→ **TASK INSTRUCTIONS**: Please copy the bridge documentation text verbatim from "Concurrent auto callers" to "whole ~/.canon tree.".

Concurrent auto callers race one O_EXCL spawn lock under ~/.canon/run/; exactly one daemon wins and everyone connects to it. Binary resolution: binPath option → CANON_BRIDGE_BIN → the shared install at ~/.canon/bin/canon-bridge. CANON_HOME redirects the whole ~/.canon tree.

Receiving events (handlers you implement)

Only onMessage is required. Everything else is opt-in — subscribe to what you handle, declare families in hello.wantFamilies (messages | contacts | typing_presence | runtime_turn | voice; [] = a pure-request adapter that receives nothing).

Every replayable notification carries an opaque cursor (§G). Persist the last cursor you fully processed and present it as hello.resumeCursor on reconnect: the bridge replays exactly the gap — no duplicates, no holes. When it cannot (daemon restarted, cursor evicted), the hello result carries an explicit resync: { reason } instead — recover out-of-band with getConversations() + getMessages() reconciled against your processed ids (hello-world's recover() is the reference implementation). Never silent loss.

Handle onControlSignal at least for stop: interrupt/stop_and_drop must end the running turn.

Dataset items
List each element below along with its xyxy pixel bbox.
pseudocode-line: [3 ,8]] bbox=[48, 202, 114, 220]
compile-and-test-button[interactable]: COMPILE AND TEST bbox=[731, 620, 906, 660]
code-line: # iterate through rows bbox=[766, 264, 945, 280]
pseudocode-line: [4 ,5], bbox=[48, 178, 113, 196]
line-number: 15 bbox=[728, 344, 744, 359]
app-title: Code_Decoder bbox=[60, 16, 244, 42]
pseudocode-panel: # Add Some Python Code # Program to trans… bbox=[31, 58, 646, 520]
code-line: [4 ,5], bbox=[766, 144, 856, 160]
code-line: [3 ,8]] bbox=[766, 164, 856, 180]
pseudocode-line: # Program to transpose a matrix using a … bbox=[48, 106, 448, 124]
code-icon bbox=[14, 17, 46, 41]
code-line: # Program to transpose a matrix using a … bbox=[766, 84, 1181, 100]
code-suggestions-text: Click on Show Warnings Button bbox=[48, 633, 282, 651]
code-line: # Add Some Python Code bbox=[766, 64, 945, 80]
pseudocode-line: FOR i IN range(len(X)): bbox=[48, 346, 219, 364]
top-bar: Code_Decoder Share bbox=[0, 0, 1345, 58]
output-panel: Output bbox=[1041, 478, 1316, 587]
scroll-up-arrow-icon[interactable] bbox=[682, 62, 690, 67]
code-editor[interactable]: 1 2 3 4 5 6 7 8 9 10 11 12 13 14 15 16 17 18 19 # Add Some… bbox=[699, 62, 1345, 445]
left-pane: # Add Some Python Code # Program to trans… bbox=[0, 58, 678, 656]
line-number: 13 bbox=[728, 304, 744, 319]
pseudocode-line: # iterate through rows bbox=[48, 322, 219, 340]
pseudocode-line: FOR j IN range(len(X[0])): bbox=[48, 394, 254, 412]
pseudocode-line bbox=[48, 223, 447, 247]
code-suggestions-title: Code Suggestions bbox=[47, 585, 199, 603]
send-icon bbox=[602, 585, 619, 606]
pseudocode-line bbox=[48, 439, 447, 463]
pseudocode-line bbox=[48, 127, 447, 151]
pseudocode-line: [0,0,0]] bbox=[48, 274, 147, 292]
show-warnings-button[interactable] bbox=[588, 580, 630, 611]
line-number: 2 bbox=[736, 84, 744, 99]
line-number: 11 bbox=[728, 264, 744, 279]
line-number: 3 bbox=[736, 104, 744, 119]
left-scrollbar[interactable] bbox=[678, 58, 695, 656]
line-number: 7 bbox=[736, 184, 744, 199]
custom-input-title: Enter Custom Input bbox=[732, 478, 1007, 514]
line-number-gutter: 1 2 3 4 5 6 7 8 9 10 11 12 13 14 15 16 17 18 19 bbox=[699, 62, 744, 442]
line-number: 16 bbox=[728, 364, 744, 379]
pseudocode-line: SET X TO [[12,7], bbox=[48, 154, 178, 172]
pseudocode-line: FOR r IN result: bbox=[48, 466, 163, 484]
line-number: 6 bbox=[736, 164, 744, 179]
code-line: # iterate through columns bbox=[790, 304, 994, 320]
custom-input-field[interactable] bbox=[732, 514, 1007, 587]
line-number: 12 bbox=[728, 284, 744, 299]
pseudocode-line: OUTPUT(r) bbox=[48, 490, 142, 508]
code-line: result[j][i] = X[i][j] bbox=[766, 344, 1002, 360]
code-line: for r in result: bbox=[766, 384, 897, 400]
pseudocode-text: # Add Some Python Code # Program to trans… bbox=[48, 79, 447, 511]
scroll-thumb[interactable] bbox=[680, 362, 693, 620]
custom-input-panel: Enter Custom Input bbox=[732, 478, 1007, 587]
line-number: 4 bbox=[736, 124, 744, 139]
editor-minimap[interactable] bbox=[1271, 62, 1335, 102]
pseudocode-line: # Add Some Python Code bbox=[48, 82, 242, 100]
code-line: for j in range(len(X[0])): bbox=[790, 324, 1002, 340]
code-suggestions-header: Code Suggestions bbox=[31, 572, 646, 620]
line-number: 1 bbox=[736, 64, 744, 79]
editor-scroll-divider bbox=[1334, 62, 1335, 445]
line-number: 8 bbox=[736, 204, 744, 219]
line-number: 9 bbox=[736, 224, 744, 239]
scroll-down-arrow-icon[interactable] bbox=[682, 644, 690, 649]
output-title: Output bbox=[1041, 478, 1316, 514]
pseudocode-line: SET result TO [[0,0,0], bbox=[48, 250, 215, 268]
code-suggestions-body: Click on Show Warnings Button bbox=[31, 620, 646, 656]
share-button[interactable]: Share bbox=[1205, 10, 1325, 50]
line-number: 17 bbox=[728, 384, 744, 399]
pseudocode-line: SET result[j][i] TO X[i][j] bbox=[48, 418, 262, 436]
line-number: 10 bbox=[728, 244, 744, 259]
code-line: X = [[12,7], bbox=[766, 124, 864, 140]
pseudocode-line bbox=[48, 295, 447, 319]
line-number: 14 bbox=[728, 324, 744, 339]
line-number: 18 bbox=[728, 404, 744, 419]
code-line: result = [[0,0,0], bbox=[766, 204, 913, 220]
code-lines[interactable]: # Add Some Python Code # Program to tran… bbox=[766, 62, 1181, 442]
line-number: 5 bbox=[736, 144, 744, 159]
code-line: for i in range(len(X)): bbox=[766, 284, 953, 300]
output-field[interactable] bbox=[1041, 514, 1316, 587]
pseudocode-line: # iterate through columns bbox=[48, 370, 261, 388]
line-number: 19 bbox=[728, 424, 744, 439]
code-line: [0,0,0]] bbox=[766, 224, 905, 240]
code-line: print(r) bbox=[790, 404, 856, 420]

→ **REPLY TO THE TASK**:
Concurrent auto callers race one O_EXCL spawn lock under ~/.canon/run/; exactly one daemon wins and everyone connects to it. Binary resolution: binPath option → CANON_BRIDGE_BIN → the shared install at ~/.canon/bin/canon-bridge. CANON_HOME redirects the whole ~/.canon tree.